[Excerpts from a figure dataset]
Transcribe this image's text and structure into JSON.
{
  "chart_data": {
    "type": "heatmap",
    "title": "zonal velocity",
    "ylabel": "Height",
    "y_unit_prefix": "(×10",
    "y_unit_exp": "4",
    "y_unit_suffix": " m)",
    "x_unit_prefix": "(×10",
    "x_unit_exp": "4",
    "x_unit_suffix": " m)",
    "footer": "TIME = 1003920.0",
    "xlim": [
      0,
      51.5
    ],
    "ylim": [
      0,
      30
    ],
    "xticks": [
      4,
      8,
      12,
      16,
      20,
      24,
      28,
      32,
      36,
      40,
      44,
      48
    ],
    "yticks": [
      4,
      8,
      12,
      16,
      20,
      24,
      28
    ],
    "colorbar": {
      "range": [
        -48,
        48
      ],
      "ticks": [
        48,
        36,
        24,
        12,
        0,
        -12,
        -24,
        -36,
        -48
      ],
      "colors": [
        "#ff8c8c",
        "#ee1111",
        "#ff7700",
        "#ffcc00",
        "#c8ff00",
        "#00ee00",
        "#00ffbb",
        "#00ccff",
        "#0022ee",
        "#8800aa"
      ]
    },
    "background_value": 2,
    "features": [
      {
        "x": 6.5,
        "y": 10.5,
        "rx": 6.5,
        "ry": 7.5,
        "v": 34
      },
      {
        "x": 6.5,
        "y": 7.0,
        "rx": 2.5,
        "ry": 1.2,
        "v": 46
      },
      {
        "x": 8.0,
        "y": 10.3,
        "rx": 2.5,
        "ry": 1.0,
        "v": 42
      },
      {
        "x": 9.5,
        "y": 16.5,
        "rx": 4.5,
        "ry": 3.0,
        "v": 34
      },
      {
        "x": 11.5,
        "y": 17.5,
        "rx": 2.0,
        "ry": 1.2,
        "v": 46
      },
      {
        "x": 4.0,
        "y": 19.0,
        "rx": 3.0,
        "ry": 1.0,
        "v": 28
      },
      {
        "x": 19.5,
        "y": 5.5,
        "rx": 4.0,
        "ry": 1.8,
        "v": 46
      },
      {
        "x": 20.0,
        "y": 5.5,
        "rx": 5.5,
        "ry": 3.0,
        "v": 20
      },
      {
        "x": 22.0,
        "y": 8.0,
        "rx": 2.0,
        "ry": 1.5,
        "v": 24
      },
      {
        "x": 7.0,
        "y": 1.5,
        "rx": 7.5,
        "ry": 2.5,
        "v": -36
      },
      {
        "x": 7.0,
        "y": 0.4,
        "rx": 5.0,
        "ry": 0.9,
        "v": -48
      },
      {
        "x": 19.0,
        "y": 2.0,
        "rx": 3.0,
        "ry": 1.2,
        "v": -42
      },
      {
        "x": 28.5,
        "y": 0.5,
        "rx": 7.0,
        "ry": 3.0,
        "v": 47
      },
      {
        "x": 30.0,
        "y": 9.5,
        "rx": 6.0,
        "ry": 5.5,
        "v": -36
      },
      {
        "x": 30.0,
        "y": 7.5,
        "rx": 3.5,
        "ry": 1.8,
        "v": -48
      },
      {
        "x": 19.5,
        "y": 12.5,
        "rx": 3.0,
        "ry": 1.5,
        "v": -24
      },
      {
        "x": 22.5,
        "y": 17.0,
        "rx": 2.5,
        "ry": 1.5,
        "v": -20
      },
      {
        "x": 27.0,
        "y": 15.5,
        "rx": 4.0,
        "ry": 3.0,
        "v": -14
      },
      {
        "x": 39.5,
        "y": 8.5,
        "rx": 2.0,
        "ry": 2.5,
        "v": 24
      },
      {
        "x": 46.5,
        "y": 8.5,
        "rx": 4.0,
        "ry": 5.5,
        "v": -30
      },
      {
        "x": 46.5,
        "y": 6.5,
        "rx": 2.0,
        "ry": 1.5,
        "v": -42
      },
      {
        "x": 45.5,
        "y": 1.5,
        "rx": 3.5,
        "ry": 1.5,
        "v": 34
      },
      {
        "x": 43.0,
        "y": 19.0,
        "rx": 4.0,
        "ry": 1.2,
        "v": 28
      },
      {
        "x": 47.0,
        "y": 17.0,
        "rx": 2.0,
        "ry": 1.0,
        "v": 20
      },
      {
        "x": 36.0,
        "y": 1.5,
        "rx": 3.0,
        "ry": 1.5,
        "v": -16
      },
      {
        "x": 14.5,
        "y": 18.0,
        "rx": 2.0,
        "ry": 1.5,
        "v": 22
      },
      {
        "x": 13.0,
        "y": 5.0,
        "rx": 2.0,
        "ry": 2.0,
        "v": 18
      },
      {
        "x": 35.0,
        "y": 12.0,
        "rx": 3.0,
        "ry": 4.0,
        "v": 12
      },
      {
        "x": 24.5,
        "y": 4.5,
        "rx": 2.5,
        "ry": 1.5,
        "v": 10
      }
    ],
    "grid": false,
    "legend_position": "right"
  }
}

- **Exercise details**:
Extract all of the data above without altering anything.

- **Task answer**:
Transcribe this image's text and structure into JSON.
{
  "chart_data": {
    "type": "heatmap",
    "title": "zonal velocity",
    "ylabel": "Height",
    "y_unit_prefix": "(×10",
    "y_unit_exp": "4",
    "y_unit_suffix": " m)",
    "x_unit_prefix": "(×10",
    "x_unit_exp": "4",
    "x_unit_suffix": " m)",
    "footer": "TIME = 1003920.0",
    "xlim": [
      0,
      51.5
    ],
    "ylim": [
      0,
      30
    ],
    "xticks": [
      4,
      8,
      12,
      16,
      20,
      24,
      28,
      32,
      36,
      40,
      44,
      48
    ],
    "yticks": [
      4,
      8,
      12,
      16,
      20,
      24,
      28
    ],
    "colorbar": {
      "range": [
        -48,
        48
      ],
      "ticks": [
        48,
        36,
        24,
        12,
        0,
        -12,
        -24,
        -36,
        -48
      ],
      "colors": [
        "#ff8c8c",
        "#ee1111",
        "#ff7700",
        "#ffcc00",
        "#c8ff00",
        "#00ee00",
        "#00ffbb",
        "#00ccff",
        "#0022ee",
        "#8800aa"
      ]
    },
    "background_value": 2,
    "features": [
      {
        "x": 6.5,
        "y": 10.5,
        "rx": 6.5,
        "ry": 7.5,
        "v": 34
      },
      {
        "x": 6.5,
        "y": 7.0,
        "rx": 2.5,
        "ry": 1.2,
        "v": 46
      },
      {
        "x": 8.0,
        "y": 10.3,
        "rx": 2.5,
        "ry": 1.0,
        "v": 42
      },
      {
        "x": 9.5,
        "y": 16.5,
        "rx": 4.5,
        "ry": 3.0,
        "v": 34
      },
      {
        "x": 11.5,
        "y": 17.5,
        "rx": 2.0,
        "ry": 1.2,
        "v": 46
      },
      {
        "x": 4.0,
        "y": 19.0,
        "rx": 3.0,
        "ry": 1.0,
        "v": 28
      },
      {
        "x": 19.5,
        "y": 5.5,
        "rx": 4.0,
        "ry": 1.8,
        "v": 46
      },
      {
        "x": 20.0,
        "y": 5.5,
        "rx": 5.5,
        "ry": 3.0,
        "v": 20
      },
      {
        "x": 22.0,
        "y": 8.0,
        "rx": 2.0,
        "ry": 1.5,
        "v": 24
      },
      {
        "x": 7.0,
        "y": 1.5,
        "rx": 7.5,
        "ry": 2.5,
        "v": -36
      },
      {
        "x": 7.0,
        "y": 0.4,
        "rx": 5.0,
        "ry": 0.9,
        "v": -48
      },
      {
        "x": 19.0,
        "y": 2.0,
        "rx": 3.0,
        "ry": 1.2,
        "v": -42
      },
      {
        "x": 28.5,
        "y": 0.5,
        "rx": 7.0,
        "ry": 3.0,
        "v": 47
      },
      {
        "x": 30.0,
        "y": 9.5,
        "rx": 6.0,
        "ry": 5.5,
        "v": -36
      },
      {
        "x": 30.0,
        "y": 7.5,
        "rx": 3.5,
        "ry": 1.8,
        "v": -48
      },
      {
        "x": 19.5,
        "y": 12.5,
        "rx": 3.0,
        "ry": 1.5,
        "v": -24
      },
      {
        "x": 22.5,
        "y": 17.0,
        "rx": 2.5,
        "ry": 1.5,
        "v": -20
      },
      {
        "x": 27.0,
        "y": 15.5,
        "rx": 4.0,
        "ry": 3.0,
        "v": -14
      },
      {
        "x": 39.5,
        "y": 8.5,
        "rx": 2.0,
        "ry": 2.5,
        "v": 24
      },
      {
        "x": 46.5,
        "y": 8.5,
        "rx": 4.0,
        "ry": 5.5,
        "v": -30
      },
      {
        "x": 46.5,
        "y": 6.5,
        "rx": 2.0,
        "ry": 1.5,
        "v": -42
      },
      {
        "x": 45.5,
        "y": 1.5,
        "rx": 3.5,
        "ry": 1.5,
        "v": 34
      },
      {
        "x": 43.0,
        "y": 19.0,
        "rx": 4.0,
        "ry": 1.2,
        "v": 28
      },
      {
        "x": 47.0,
        "y": 17.0,
        "rx": 2.0,
        "ry": 1.0,
        "v": 20
      },
      {
        "x": 36.0,
        "y": 1.5,
        "rx": 3.0,
        "ry": 1.5,
        "v": -16
      },
      {
        "x": 14.5,
        "y": 18.0,
        "rx": 2.0,
        "ry": 1.5,
        "v": 22
      },
      {
        "x": 13.0,
        "y": 5.0,
        "rx": 2.0,
        "ry": 2.0,
        "v": 18
      },
      {
        "x": 35.0,
        "y": 12.0,
        "rx": 3.0,
        "ry": 4.0,
        "v": 12
      },
      {
        "x": 24.5,
        "y": 4.5,
        "rx": 2.5,
        "ry": 1.5,
        "v": 10
      }
    ],
    "grid": false,
    "legend_position": "right"
  }
}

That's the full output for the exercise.